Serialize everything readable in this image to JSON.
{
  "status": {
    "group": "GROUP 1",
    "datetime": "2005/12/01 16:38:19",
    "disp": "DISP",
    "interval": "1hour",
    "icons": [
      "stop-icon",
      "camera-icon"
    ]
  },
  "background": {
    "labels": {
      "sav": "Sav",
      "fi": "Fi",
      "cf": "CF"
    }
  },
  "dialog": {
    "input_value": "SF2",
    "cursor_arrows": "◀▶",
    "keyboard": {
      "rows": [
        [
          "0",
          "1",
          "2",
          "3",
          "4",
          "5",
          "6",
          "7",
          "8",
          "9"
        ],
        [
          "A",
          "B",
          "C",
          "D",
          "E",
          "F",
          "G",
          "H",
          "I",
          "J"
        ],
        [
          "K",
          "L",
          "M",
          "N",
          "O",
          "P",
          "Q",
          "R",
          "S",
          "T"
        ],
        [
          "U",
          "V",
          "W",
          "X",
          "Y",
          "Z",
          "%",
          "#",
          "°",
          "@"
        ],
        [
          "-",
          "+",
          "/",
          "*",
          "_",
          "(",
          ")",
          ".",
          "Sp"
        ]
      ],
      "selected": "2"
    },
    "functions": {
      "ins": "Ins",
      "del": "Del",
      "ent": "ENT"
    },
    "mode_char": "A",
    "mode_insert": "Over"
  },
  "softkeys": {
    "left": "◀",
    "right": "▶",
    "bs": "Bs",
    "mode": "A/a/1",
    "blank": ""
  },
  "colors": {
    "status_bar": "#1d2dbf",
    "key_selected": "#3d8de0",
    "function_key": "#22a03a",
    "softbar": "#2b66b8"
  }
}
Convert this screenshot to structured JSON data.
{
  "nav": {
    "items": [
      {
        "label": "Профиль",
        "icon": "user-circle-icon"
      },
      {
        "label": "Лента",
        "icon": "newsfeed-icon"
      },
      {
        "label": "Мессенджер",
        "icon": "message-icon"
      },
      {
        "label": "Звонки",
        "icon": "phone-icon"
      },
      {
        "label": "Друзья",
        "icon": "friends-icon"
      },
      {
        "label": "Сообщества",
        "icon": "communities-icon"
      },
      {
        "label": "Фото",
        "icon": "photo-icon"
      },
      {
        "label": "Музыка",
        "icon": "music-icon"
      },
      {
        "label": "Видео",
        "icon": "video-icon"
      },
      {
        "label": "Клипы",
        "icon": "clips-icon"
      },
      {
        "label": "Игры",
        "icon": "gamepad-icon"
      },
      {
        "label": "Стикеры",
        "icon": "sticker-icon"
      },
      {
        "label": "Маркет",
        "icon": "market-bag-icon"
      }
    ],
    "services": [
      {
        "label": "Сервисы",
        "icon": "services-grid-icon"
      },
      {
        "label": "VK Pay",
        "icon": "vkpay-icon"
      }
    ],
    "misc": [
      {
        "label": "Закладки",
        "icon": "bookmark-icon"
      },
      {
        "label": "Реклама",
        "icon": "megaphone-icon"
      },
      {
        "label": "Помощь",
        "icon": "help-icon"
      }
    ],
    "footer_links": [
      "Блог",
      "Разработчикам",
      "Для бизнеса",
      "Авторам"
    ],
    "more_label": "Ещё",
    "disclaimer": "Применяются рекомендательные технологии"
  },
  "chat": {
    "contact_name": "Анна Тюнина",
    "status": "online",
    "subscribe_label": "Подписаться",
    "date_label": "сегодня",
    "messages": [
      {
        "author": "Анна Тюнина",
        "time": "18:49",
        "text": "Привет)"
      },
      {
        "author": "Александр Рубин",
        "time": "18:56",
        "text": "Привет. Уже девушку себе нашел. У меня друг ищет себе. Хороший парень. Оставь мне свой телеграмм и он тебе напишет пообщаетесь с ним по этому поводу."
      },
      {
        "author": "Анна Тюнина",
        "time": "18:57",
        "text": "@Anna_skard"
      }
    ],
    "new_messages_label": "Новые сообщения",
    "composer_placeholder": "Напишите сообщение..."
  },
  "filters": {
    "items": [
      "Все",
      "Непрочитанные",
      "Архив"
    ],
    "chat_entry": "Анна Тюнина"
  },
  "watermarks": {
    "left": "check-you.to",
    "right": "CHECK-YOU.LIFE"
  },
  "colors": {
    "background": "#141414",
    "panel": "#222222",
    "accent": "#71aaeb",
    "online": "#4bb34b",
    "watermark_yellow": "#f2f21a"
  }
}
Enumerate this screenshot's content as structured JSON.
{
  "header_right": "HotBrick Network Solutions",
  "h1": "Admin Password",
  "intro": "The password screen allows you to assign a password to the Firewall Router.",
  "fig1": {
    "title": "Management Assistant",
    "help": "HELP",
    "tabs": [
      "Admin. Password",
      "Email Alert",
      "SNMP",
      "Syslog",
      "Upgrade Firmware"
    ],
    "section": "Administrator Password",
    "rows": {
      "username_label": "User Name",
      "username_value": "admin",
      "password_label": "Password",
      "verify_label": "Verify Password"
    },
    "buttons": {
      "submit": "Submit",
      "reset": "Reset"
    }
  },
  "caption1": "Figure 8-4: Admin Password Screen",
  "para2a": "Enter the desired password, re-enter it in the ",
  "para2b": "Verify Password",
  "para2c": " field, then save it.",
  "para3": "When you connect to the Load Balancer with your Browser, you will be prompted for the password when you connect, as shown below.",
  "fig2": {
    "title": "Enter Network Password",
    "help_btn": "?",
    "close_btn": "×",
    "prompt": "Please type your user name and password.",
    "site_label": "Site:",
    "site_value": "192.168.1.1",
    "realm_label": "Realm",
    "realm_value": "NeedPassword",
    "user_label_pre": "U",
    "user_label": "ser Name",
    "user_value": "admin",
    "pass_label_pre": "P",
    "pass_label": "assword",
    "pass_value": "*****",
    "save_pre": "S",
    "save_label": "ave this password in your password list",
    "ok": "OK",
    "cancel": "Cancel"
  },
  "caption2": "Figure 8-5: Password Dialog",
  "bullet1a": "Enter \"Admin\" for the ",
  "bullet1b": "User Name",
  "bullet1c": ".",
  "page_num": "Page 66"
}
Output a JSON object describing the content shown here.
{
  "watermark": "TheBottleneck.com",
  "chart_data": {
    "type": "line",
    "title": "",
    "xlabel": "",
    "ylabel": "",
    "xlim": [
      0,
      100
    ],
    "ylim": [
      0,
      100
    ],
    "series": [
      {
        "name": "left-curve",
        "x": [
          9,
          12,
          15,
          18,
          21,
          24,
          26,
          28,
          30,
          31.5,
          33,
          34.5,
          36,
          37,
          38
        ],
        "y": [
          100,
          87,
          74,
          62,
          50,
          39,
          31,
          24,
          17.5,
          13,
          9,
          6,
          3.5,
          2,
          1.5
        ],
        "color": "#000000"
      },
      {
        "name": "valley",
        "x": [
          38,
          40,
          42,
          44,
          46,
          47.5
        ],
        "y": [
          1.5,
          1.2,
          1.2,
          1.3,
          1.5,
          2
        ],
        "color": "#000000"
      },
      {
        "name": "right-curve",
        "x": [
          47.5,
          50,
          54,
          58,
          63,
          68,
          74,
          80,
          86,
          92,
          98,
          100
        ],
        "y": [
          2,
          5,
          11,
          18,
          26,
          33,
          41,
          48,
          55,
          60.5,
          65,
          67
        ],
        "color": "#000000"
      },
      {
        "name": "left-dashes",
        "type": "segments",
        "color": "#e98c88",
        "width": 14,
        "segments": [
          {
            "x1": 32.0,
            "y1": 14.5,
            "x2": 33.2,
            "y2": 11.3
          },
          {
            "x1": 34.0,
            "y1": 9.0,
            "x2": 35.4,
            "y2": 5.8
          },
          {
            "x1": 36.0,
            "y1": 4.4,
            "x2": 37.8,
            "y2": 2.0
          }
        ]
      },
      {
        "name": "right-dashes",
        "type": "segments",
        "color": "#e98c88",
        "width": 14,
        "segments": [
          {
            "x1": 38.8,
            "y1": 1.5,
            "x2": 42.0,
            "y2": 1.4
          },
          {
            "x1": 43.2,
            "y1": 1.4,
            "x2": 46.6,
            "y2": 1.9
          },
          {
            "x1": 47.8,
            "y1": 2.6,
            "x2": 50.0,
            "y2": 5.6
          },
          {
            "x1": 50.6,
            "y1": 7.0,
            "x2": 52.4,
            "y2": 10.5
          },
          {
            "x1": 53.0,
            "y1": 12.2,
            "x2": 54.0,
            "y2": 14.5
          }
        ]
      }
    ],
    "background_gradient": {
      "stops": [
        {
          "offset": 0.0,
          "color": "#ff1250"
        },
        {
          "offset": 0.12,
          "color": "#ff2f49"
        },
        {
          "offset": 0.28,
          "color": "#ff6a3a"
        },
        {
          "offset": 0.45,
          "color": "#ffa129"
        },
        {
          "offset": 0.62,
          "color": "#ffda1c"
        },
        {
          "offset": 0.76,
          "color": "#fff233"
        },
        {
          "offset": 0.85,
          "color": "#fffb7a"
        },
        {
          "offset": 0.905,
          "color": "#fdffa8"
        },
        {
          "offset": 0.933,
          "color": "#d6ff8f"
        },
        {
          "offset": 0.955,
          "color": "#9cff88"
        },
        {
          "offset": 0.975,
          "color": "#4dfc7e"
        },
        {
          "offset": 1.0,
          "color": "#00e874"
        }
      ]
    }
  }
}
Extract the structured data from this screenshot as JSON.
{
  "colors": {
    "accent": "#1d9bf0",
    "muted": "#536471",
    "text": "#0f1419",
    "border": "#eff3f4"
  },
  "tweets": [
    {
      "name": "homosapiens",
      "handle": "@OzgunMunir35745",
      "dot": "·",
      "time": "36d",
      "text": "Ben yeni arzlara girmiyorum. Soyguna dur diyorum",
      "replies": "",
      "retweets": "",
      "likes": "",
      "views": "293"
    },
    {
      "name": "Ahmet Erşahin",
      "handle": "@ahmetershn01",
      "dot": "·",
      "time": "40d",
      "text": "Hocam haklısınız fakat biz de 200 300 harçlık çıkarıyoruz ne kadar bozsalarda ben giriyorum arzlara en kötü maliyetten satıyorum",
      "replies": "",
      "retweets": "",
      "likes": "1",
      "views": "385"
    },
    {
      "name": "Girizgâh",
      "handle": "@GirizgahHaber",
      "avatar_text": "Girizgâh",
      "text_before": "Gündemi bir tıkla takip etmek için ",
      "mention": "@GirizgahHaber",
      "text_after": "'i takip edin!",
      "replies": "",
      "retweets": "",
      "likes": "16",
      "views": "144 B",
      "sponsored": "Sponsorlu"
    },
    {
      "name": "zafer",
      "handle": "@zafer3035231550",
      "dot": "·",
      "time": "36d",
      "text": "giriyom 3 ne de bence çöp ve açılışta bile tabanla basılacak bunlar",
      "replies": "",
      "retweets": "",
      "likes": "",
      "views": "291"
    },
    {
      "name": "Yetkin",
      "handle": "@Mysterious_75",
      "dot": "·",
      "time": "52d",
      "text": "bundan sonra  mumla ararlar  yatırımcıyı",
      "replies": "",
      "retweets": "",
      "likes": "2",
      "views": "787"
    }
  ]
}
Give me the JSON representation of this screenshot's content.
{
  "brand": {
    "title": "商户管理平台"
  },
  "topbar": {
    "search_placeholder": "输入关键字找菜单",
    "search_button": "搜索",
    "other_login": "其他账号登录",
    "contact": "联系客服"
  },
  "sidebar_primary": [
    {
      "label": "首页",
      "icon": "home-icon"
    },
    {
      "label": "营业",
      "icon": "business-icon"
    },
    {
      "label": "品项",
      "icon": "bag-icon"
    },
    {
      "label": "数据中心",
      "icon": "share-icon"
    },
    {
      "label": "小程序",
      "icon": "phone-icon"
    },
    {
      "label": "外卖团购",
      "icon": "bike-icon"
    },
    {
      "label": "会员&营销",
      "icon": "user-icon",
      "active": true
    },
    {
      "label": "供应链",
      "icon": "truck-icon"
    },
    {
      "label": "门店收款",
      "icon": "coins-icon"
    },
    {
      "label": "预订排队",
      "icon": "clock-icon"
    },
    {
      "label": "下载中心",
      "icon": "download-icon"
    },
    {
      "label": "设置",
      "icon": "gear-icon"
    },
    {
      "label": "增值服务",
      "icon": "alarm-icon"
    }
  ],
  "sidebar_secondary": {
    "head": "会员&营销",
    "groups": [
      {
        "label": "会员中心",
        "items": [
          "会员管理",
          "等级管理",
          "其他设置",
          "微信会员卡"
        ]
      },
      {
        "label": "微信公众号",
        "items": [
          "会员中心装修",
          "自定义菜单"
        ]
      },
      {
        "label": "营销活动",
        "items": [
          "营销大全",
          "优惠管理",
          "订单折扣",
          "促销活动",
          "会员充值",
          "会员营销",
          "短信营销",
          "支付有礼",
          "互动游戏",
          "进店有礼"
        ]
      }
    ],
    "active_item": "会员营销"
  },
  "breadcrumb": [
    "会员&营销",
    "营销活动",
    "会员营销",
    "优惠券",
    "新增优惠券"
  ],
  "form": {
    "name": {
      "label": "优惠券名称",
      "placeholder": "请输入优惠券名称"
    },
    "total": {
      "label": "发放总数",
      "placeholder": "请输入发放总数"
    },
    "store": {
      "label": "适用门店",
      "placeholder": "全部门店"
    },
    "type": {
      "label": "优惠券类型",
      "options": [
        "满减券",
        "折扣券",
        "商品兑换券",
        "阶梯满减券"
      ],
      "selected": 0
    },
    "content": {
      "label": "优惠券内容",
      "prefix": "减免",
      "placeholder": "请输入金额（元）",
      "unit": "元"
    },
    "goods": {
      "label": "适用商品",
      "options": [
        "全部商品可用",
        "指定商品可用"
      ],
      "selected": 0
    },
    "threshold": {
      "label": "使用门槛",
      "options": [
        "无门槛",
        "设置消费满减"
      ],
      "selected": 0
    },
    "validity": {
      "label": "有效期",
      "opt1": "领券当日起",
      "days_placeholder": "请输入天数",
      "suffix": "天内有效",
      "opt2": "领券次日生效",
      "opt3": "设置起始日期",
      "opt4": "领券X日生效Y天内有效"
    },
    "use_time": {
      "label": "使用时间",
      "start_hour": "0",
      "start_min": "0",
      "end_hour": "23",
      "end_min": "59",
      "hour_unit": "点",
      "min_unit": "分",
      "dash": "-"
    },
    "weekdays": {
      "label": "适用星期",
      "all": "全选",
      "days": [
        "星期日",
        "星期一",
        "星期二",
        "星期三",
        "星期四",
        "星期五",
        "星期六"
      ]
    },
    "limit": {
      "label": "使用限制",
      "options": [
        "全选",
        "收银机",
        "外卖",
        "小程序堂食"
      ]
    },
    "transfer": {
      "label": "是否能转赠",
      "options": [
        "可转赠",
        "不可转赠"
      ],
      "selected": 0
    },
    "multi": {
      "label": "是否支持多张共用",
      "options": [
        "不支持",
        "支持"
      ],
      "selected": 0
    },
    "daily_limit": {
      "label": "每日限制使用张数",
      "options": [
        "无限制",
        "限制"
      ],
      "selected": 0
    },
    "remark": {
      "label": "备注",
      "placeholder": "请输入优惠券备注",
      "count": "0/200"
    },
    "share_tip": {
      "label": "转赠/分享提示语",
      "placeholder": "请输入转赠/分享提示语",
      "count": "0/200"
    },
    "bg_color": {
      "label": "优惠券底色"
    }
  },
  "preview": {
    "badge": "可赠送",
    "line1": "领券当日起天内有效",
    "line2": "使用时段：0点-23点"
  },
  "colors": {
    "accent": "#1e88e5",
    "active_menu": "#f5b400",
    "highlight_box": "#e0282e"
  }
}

========

EXERCISE DIRECTIONS: Gather every line from the entries above where the word "Привет" appears, and copy them.

ANSWER IN FULL:
        "text": "Привет)"
        "text": "Привет. Уже девушку себе нашел. У меня друг ищет себе. Хороший парень. Оставь мне свой телеграмм и он тебе напишет пообщаетесь с ним по этому поводу."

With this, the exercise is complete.